PROVIDED ENTRIES:
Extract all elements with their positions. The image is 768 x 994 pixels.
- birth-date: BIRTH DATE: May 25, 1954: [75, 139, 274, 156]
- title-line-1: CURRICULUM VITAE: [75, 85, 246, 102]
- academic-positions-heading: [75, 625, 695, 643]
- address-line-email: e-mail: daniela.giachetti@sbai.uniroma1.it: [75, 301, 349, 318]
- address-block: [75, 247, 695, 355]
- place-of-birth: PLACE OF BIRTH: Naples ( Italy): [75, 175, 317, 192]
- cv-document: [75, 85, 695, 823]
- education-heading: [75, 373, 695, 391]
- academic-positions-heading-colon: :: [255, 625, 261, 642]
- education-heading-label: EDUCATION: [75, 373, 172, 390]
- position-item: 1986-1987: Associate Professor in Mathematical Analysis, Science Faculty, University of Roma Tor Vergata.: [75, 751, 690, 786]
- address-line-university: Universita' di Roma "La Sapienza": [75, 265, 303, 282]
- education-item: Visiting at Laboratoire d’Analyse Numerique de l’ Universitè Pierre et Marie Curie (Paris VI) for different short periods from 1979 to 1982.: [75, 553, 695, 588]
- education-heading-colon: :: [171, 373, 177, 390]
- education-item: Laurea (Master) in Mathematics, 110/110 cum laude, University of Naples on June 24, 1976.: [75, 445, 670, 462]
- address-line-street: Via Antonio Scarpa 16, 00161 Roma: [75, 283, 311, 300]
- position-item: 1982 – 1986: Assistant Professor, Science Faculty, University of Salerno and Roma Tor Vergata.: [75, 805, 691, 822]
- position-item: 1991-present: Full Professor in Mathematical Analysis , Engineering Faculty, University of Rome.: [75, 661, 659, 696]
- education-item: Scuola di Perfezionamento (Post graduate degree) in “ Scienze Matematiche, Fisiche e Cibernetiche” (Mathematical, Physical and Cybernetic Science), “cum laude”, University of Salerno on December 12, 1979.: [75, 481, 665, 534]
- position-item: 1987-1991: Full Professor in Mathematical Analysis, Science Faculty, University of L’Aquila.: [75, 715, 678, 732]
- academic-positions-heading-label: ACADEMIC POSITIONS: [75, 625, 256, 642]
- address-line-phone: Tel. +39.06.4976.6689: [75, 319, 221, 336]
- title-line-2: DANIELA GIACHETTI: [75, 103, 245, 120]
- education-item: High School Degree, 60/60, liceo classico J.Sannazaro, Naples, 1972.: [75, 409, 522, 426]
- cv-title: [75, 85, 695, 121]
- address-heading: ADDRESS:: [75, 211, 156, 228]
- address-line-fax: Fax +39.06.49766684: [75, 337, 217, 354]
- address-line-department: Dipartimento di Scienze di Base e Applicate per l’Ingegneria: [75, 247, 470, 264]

EXERCISE DIRECTIONS:
Starting at the first line of the entries above and ending with the line that contains "- address-line-university: Universita'", give those lines as a JSON list of strings, one string per line, leaving out any blank lines.

EXPECTED ANSWER:
[
  "Extract all elements with their positions. The image is 768 x 994 pixels.",
  "- birth-date: BIRTH DATE: May 25, 1954: [75, 139, 274, 156]",
  "- title-line-1: CURRICULUM VITAE: [75, 85, 246, 102]",
  "- academic-positions-heading: [75, 625, 695, 643]",
  "- address-line-email: e-mail: daniela.giachetti@sbai.uniroma1.it: [75, 301, 349, 318]",
  "- address-block: [75, 247, 695, 355]",
  "- place-of-birth: PLACE OF BIRTH: Naples ( Italy): [75, 175, 317, 192]",
  "- cv-document: [75, 85, 695, 823]",
  "- education-heading: [75, 373, 695, 391]",
  "- academic-positions-heading-colon: :: [255, 625, 261, 642]",
  "- education-heading-label: EDUCATION: [75, 373, 172, 390]",
  "- position-item: 1986-1987: Associate Professor in Mathematical Analysis, Science Faculty, University of Roma Tor Vergata.: [75, 751, 690, 786]",
  "- address-line-university: Universita' di Roma \"La Sapienza\": [75, 265, 303, 282]"
]